→ **Entries**:

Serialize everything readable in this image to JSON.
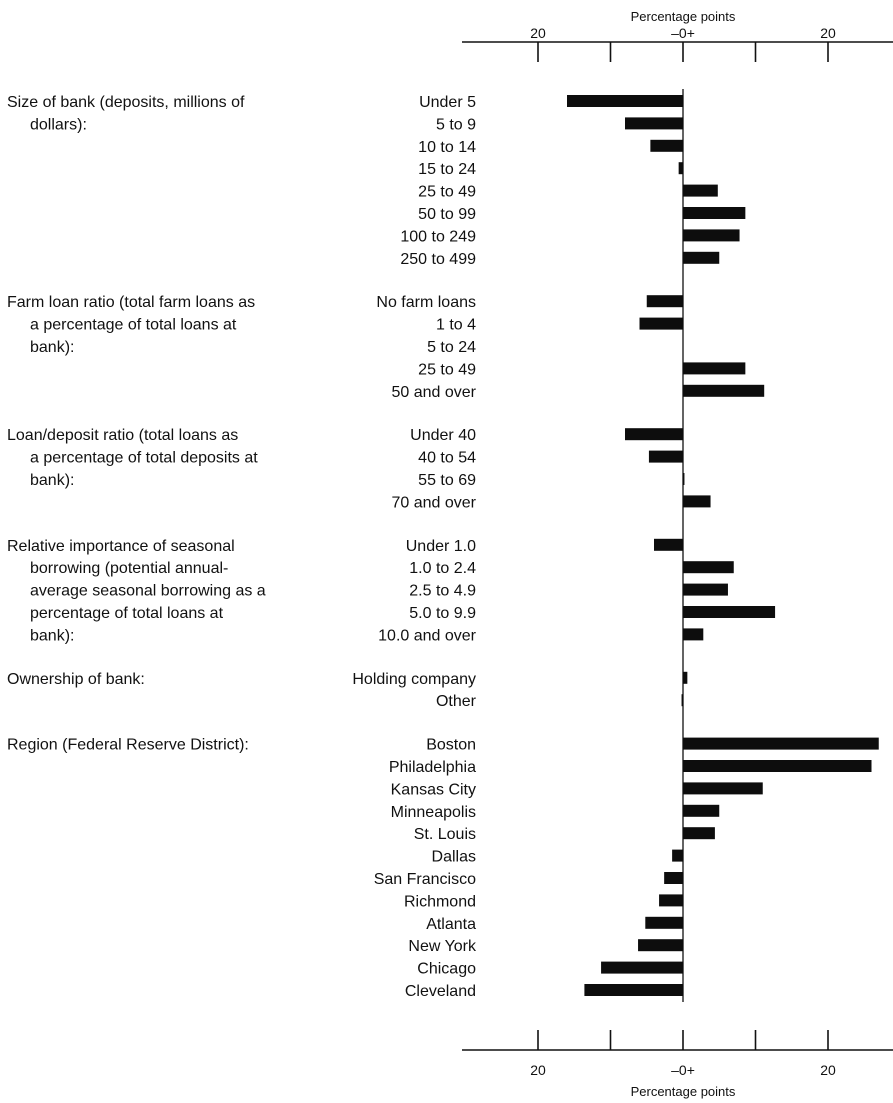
{
  "chart_data": {
    "type": "bar",
    "orientation": "horizontal",
    "xlabel": "Percentage points",
    "xlim": [
      -30,
      27
    ],
    "x_ticks": [
      -20,
      -10,
      0,
      10,
      20
    ],
    "x_tick_labels": [
      "20",
      "",
      "–0+",
      "",
      "20"
    ],
    "groups": [
      {
        "label_lines": [
          "Size of bank (deposits, millions of",
          "dollars):"
        ],
        "categories": [
          "Under 5",
          "5 to 9",
          "10 to 14",
          "15 to 24",
          "25 to 49",
          "50 to 99",
          "100 to 249",
          "250 to 499"
        ],
        "values": [
          -16,
          -8,
          -4.5,
          -0.6,
          4.8,
          8.6,
          7.8,
          5
        ]
      },
      {
        "label_lines": [
          "Farm loan ratio (total farm loans as",
          "a percentage of total loans at",
          "bank):"
        ],
        "categories": [
          "No farm loans",
          "1 to 4",
          "5 to 24",
          "25 to 49",
          "50 and over"
        ],
        "values": [
          -5,
          -6,
          0,
          8.6,
          11.2
        ]
      },
      {
        "label_lines": [
          "Loan/deposit ratio (total loans as",
          "a percentage of total deposits at",
          "bank):"
        ],
        "categories": [
          "Under 40",
          "40 to 54",
          "55 to 69",
          "70 and over"
        ],
        "values": [
          -8,
          -4.7,
          0.2,
          3.8
        ]
      },
      {
        "label_lines": [
          "Relative importance of seasonal",
          "borrowing (potential annual-",
          "average seasonal borrowing as a",
          "percentage of total loans at",
          "bank):"
        ],
        "categories": [
          "Under 1.0",
          "1.0 to 2.4",
          "2.5 to 4.9",
          "5.0 to 9.9",
          "10.0 and over"
        ],
        "values": [
          -4,
          7,
          6.2,
          12.7,
          2.8
        ]
      },
      {
        "label_lines": [
          "Ownership of bank:"
        ],
        "categories": [
          "Holding company",
          "Other"
        ],
        "values": [
          0.6,
          -0.2
        ]
      },
      {
        "label_lines": [
          "Region (Federal Reserve District):"
        ],
        "categories": [
          "Boston",
          "Philadelphia",
          "Kansas City",
          "Minneapolis",
          "St. Louis",
          "Dallas",
          "San Francisco",
          "Richmond",
          "Atlanta",
          "New York",
          "Chicago",
          "Cleveland"
        ],
        "values": [
          27,
          26,
          11,
          5,
          4.4,
          -1.5,
          -2.6,
          -3.3,
          -5.2,
          -6.2,
          -11.3,
          -13.6
        ]
      }
    ]
  }
}
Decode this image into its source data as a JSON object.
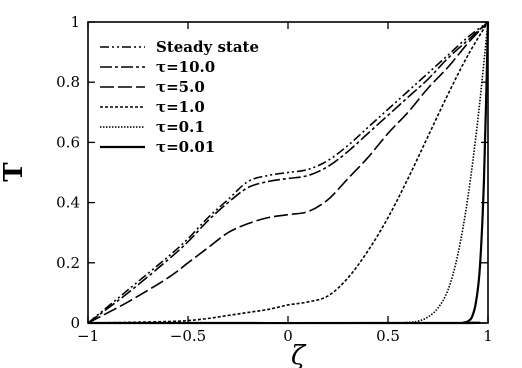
{
  "chart_data": {
    "type": "line",
    "title": "",
    "xlabel": "ζ",
    "ylabel": "T̅",
    "xlim": [
      -1,
      1
    ],
    "ylim": [
      0,
      1
    ],
    "x_ticks": [
      "−1",
      "−0.5",
      "0",
      "0.5",
      "1"
    ],
    "y_ticks": [
      "0",
      "0.2",
      "0.4",
      "0.6",
      "0.8",
      "1"
    ],
    "grid": false,
    "legend_position": "top-left",
    "series": [
      {
        "name": "Steady state",
        "dash": "dash-dot-dot",
        "x": [
          -1,
          -0.8,
          -0.6,
          -0.5,
          -0.4,
          -0.3,
          -0.2,
          -0.1,
          0,
          0.1,
          0.2,
          0.3,
          0.4,
          0.5,
          0.6,
          0.7,
          0.8,
          0.9,
          1
        ],
        "y": [
          0,
          0.11,
          0.22,
          0.28,
          0.35,
          0.41,
          0.47,
          0.49,
          0.5,
          0.51,
          0.54,
          0.59,
          0.65,
          0.71,
          0.77,
          0.83,
          0.89,
          0.95,
          1
        ]
      },
      {
        "name": "τ=10.0",
        "dash": "long-dash-dot",
        "x": [
          -1,
          -0.8,
          -0.6,
          -0.5,
          -0.4,
          -0.3,
          -0.2,
          -0.1,
          0,
          0.1,
          0.2,
          0.3,
          0.4,
          0.5,
          0.6,
          0.7,
          0.8,
          0.9,
          1
        ],
        "y": [
          0,
          0.1,
          0.21,
          0.27,
          0.34,
          0.4,
          0.45,
          0.47,
          0.48,
          0.49,
          0.52,
          0.57,
          0.63,
          0.69,
          0.75,
          0.81,
          0.88,
          0.94,
          1
        ]
      },
      {
        "name": "τ=5.0",
        "dash": "long-dash",
        "x": [
          -1,
          -0.8,
          -0.6,
          -0.5,
          -0.4,
          -0.3,
          -0.2,
          -0.1,
          0,
          0.1,
          0.2,
          0.3,
          0.4,
          0.5,
          0.6,
          0.7,
          0.8,
          0.9,
          1
        ],
        "y": [
          0,
          0.07,
          0.15,
          0.2,
          0.25,
          0.3,
          0.33,
          0.35,
          0.36,
          0.37,
          0.41,
          0.48,
          0.55,
          0.63,
          0.7,
          0.78,
          0.85,
          0.93,
          1
        ]
      },
      {
        "name": "τ=1.0",
        "dash": "dense-dash",
        "x": [
          -1,
          -0.8,
          -0.6,
          -0.5,
          -0.4,
          -0.3,
          -0.2,
          -0.1,
          0,
          0.1,
          0.2,
          0.3,
          0.4,
          0.5,
          0.6,
          0.7,
          0.8,
          0.9,
          1
        ],
        "y": [
          0,
          0.002,
          0.005,
          0.008,
          0.015,
          0.025,
          0.035,
          0.045,
          0.06,
          0.07,
          0.09,
          0.15,
          0.24,
          0.35,
          0.48,
          0.62,
          0.76,
          0.89,
          1
        ]
      },
      {
        "name": "τ=0.1",
        "dash": "fine-dot",
        "x": [
          -1,
          0,
          0.5,
          0.6,
          0.65,
          0.7,
          0.75,
          0.8,
          0.85,
          0.9,
          0.95,
          1
        ],
        "y": [
          0,
          0,
          0,
          0.002,
          0.006,
          0.02,
          0.05,
          0.11,
          0.23,
          0.42,
          0.68,
          1
        ]
      },
      {
        "name": "τ=0.01",
        "dash": "solid",
        "x": [
          -1,
          0.8,
          0.88,
          0.9,
          0.92,
          0.94,
          0.96,
          0.98,
          1
        ],
        "y": [
          0,
          0,
          0.002,
          0.006,
          0.02,
          0.07,
          0.19,
          0.48,
          1
        ]
      }
    ]
  }
}
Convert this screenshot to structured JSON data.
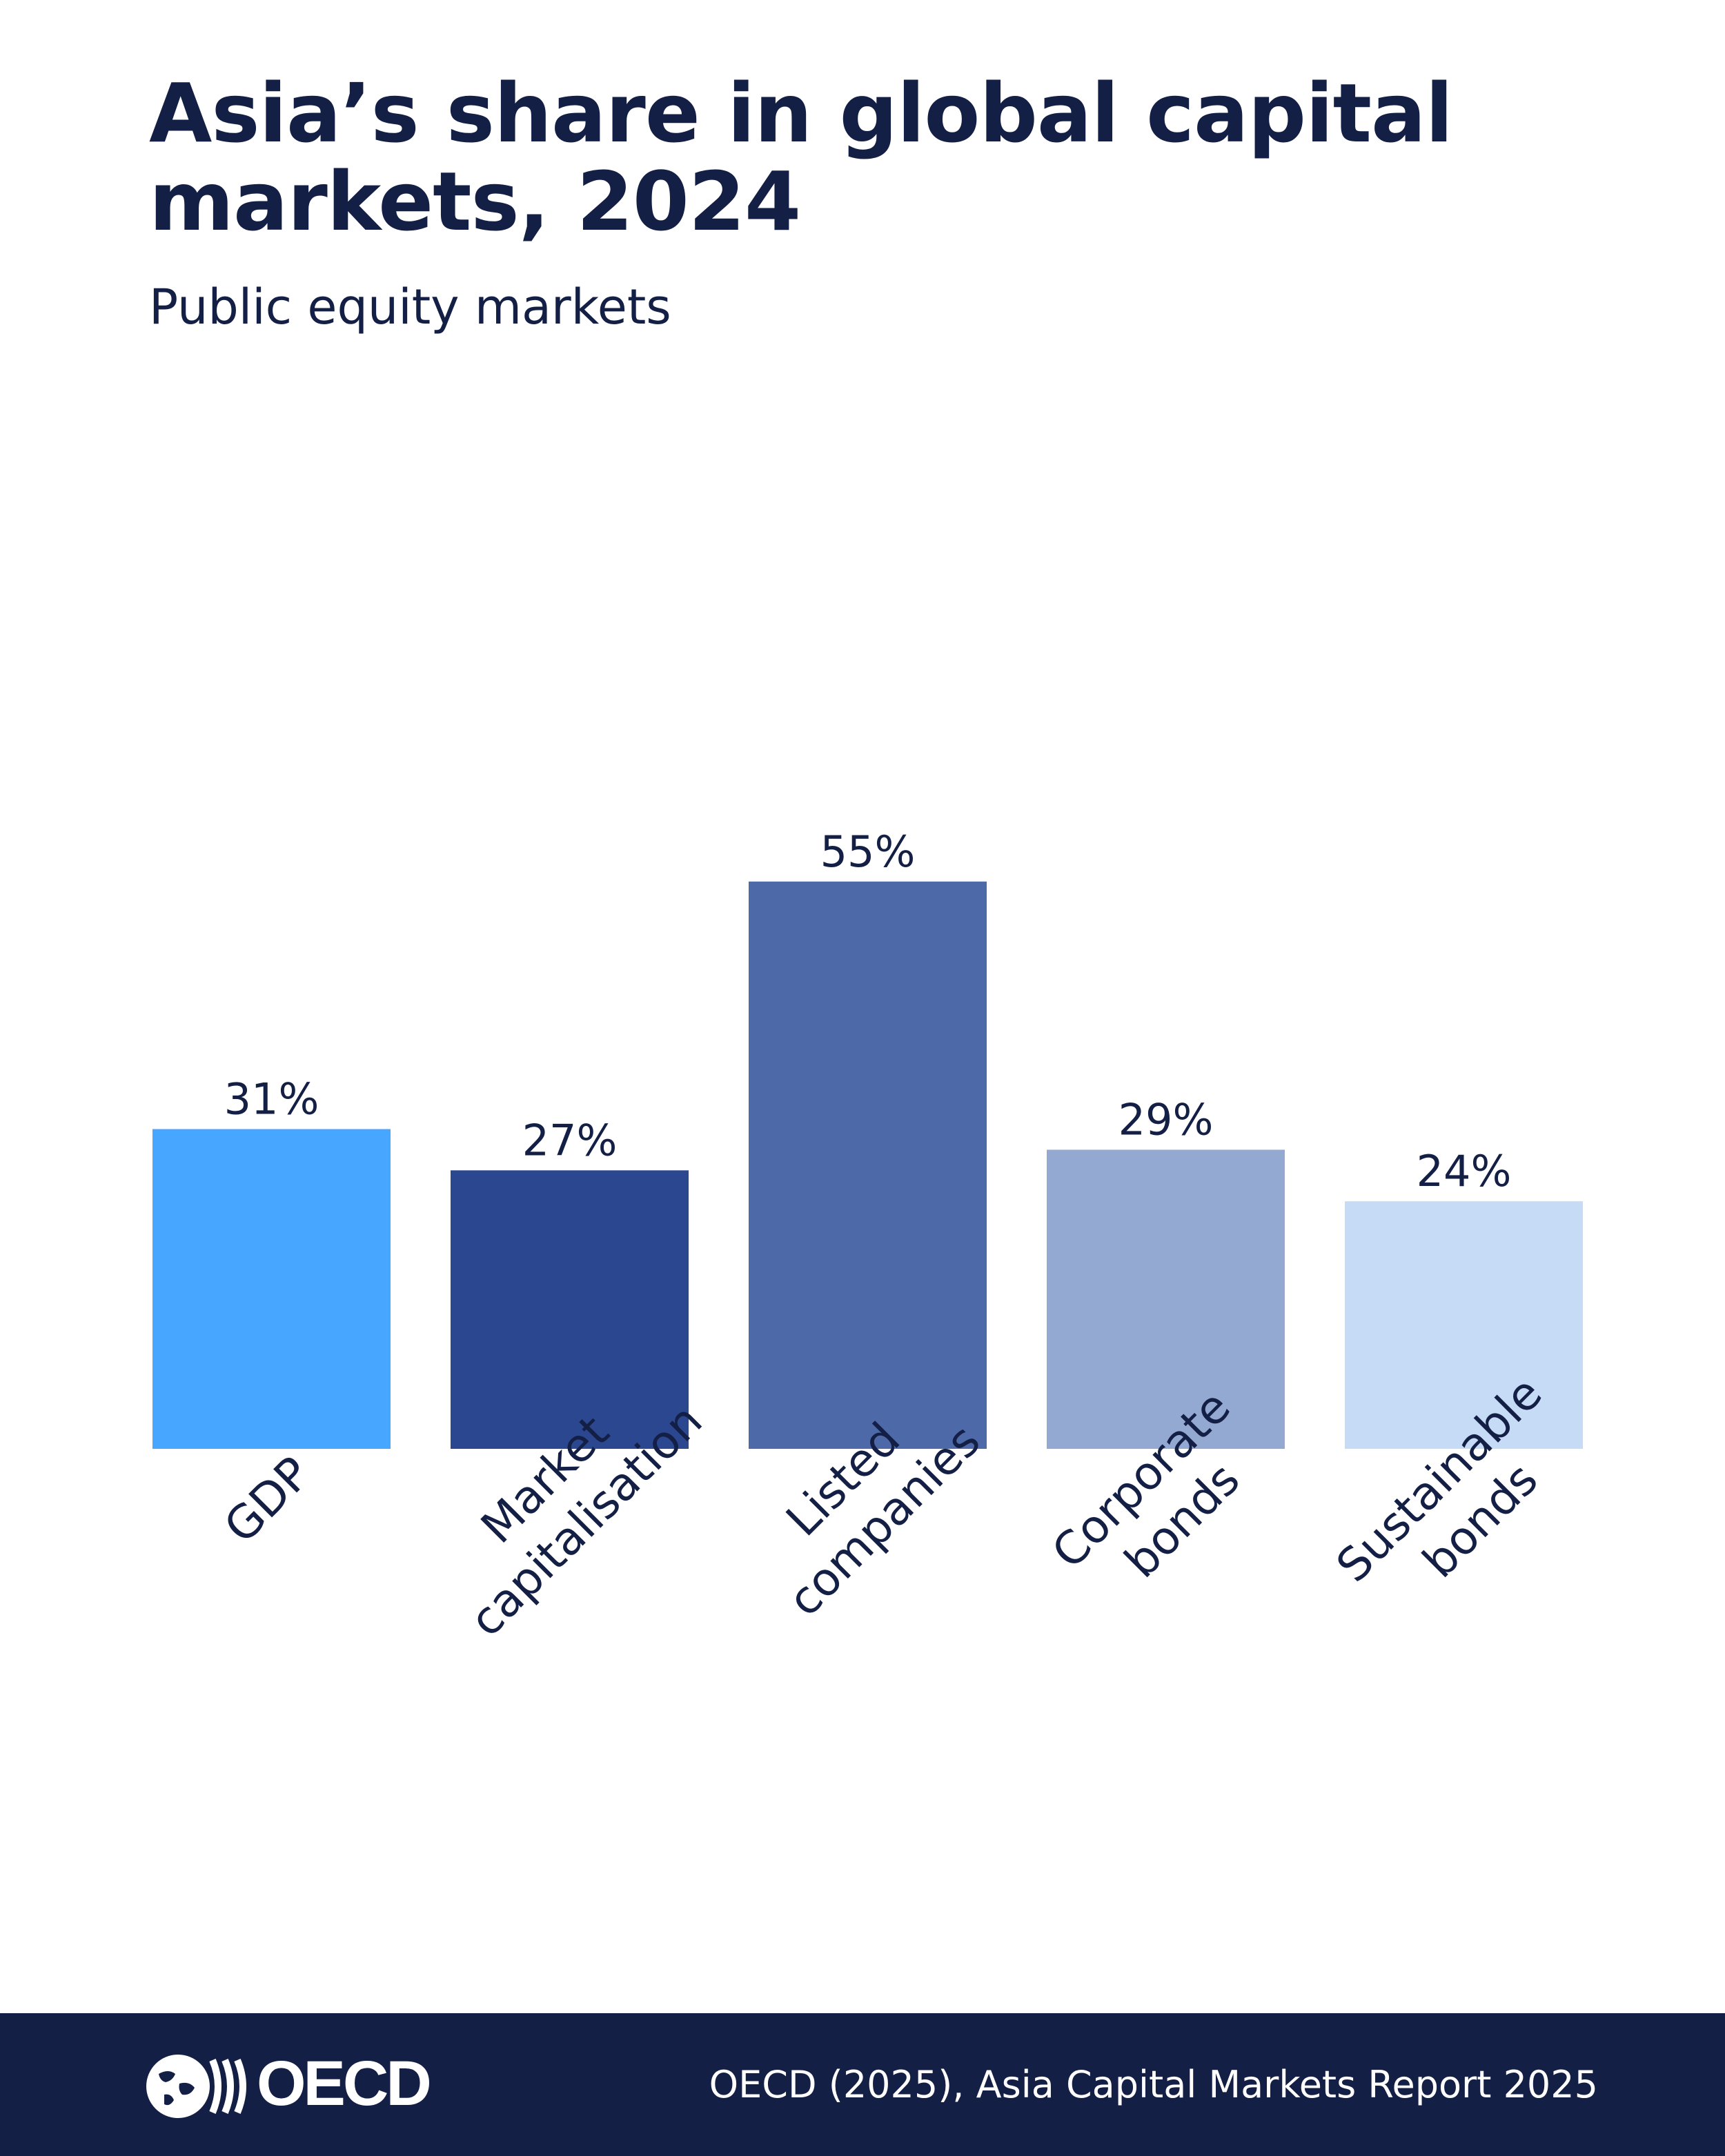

→ **What to do**:
Your answer should be a single number: the count of lines in the material above that contain "loans".

→ **Response to this exercise**:
5